--- start of Records provided ---

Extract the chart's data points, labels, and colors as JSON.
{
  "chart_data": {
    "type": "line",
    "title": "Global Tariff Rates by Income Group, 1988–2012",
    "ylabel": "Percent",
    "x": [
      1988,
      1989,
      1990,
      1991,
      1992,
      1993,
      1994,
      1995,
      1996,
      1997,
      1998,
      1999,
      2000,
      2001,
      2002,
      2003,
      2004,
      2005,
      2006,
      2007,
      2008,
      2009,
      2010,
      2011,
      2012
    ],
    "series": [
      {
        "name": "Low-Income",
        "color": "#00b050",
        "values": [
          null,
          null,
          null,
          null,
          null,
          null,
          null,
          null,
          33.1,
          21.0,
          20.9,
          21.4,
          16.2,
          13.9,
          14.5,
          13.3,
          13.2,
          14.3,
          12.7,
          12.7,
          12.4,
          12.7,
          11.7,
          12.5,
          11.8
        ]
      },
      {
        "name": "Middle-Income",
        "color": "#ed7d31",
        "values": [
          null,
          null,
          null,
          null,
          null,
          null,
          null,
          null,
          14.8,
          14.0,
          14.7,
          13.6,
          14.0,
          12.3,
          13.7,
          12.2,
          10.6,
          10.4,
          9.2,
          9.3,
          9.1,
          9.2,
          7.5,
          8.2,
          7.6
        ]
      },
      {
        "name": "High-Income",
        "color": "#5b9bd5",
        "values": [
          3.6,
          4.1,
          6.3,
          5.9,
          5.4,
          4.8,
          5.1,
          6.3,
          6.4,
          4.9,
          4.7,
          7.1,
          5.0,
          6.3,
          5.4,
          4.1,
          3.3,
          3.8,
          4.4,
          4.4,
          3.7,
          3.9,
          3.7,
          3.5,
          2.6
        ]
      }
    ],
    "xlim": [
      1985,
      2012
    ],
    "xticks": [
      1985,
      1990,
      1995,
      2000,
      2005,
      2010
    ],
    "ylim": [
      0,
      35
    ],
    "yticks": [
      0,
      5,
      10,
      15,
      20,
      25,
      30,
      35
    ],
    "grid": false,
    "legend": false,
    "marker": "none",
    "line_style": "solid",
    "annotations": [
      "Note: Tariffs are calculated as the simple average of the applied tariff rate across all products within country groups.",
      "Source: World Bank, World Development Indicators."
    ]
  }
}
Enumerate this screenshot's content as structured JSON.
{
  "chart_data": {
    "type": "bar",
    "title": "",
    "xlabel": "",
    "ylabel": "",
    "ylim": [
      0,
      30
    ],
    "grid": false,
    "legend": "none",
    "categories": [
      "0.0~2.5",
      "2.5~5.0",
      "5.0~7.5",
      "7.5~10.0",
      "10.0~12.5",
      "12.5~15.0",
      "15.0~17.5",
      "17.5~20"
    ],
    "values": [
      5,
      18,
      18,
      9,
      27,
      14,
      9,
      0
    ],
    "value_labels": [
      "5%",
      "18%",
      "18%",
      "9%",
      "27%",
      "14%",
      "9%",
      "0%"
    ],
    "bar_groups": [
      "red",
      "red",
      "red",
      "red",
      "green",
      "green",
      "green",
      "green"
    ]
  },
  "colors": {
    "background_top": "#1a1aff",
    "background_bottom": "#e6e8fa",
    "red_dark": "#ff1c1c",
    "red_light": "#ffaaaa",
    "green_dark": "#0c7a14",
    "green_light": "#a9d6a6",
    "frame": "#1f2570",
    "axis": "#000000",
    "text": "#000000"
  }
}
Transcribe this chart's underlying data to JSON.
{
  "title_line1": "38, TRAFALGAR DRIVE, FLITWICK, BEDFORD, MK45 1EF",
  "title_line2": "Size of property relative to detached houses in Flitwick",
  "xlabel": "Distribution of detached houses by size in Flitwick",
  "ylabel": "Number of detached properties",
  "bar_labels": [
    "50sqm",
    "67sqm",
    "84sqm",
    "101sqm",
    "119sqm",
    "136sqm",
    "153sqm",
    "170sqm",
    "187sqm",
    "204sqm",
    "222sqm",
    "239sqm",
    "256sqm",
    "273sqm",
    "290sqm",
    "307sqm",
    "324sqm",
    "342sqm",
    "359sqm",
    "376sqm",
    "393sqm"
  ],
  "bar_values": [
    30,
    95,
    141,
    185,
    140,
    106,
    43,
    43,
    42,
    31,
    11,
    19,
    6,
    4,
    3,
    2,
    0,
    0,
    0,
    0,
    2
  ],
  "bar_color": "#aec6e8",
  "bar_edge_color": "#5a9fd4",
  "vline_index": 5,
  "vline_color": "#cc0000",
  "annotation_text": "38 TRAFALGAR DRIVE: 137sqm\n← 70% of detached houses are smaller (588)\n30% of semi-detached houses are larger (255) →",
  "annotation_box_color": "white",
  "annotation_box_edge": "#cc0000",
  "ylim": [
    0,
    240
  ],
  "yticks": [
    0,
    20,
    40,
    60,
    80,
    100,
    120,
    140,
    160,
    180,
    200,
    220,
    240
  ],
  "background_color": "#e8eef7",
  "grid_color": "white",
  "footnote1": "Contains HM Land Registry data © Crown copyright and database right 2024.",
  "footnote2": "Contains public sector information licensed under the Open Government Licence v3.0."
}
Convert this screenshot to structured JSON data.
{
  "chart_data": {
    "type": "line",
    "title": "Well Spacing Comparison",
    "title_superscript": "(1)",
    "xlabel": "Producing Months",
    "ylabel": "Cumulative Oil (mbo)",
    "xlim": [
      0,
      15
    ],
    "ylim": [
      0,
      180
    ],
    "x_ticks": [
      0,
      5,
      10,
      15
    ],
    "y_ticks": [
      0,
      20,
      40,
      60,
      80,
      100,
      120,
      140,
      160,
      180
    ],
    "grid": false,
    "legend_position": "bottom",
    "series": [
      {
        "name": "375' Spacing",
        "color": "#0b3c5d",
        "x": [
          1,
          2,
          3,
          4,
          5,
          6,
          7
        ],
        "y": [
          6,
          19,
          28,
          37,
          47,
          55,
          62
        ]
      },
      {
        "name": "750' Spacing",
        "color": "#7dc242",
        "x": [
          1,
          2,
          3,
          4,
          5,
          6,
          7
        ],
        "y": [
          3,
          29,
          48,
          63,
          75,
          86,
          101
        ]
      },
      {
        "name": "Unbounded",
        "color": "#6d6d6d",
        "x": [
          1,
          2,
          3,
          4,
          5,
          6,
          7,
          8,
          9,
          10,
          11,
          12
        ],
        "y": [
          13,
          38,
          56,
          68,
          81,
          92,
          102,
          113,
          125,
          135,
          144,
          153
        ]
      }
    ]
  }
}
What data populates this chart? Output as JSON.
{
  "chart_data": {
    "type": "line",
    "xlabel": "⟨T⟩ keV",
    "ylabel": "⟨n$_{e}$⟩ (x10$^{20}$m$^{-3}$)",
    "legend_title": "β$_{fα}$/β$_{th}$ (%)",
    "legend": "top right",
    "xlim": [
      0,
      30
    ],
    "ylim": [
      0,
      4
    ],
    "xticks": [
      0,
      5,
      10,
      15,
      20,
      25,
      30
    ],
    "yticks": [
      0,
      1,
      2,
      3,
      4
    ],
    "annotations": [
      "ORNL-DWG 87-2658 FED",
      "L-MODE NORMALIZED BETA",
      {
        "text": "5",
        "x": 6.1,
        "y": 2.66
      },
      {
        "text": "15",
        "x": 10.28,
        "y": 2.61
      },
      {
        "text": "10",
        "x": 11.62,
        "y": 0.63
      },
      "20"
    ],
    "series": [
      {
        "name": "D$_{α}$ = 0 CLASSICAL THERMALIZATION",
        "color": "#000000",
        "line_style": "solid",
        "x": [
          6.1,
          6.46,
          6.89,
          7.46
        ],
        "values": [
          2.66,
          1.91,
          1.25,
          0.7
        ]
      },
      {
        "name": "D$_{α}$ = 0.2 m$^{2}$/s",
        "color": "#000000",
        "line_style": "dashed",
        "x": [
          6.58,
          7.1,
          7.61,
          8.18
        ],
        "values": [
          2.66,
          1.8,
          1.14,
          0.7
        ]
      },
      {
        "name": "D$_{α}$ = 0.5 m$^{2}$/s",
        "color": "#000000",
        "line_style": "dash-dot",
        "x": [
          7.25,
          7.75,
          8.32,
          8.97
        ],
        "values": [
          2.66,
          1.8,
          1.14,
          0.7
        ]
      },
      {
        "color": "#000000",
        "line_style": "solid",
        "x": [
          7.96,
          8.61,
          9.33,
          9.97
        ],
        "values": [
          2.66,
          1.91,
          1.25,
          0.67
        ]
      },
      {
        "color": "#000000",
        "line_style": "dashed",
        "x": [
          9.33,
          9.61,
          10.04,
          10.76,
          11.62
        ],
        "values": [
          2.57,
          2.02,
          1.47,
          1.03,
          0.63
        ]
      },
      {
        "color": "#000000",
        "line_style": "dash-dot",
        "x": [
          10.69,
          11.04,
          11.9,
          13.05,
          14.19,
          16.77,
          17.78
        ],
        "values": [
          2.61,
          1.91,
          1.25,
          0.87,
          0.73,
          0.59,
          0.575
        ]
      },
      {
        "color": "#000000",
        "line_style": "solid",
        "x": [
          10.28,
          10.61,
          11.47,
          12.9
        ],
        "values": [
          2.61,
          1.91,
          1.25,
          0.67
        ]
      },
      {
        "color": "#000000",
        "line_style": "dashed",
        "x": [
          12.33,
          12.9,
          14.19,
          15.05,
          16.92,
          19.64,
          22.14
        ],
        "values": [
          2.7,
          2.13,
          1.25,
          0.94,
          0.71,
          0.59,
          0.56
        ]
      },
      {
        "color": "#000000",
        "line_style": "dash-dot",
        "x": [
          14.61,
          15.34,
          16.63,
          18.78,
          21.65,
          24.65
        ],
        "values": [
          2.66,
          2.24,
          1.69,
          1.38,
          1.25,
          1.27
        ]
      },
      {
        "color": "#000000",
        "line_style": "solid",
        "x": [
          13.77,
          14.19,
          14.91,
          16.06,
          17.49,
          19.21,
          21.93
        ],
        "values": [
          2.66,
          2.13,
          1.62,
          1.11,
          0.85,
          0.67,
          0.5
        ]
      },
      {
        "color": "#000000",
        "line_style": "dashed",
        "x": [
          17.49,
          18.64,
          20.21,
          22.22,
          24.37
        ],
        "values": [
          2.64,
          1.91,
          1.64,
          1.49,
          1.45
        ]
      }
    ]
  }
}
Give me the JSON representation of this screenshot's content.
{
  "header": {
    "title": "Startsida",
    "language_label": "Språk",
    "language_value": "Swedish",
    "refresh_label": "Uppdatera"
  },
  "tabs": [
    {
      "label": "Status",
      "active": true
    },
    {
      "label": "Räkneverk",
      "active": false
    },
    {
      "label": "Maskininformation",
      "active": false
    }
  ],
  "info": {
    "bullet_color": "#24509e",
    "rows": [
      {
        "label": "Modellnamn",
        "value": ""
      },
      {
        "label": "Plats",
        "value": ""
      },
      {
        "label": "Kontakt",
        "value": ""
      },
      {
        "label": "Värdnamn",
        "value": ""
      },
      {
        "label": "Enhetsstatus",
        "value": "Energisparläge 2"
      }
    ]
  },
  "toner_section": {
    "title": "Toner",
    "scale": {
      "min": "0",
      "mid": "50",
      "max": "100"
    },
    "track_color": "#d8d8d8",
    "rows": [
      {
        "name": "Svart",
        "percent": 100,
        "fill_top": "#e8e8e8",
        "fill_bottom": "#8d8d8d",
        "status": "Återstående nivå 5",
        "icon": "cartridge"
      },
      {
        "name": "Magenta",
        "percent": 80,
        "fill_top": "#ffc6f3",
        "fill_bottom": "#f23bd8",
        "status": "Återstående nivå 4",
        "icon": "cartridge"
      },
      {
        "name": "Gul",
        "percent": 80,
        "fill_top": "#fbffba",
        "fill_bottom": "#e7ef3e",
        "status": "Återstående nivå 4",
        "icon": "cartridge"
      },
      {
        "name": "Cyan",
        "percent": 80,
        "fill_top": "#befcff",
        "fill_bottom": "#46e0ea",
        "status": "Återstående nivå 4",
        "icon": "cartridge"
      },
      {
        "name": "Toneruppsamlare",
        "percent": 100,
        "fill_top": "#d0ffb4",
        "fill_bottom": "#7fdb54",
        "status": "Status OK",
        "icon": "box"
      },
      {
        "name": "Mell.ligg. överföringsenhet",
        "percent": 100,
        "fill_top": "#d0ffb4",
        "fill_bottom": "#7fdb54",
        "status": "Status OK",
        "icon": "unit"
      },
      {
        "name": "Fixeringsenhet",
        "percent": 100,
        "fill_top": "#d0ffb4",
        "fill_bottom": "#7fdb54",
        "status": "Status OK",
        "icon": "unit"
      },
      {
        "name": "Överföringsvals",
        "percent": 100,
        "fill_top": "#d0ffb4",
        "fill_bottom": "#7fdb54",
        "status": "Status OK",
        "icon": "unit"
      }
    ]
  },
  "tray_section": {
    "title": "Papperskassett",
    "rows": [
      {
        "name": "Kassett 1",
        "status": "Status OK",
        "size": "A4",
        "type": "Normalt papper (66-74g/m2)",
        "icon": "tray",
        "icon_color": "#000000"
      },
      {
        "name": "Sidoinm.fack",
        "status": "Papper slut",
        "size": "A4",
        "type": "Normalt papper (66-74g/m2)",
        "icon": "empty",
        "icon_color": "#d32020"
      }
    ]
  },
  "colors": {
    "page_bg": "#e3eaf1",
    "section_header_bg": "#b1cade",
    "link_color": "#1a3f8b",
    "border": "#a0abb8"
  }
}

--- end of Records provided ---

### [Your objective]
Copy out all lines that carry the word "screenshot".

### [Reply to the exercise]
Enumerate this screenshot's content as structured JSON.
Convert this screenshot to structured JSON data.
Give me the JSON representation of this screenshot's content.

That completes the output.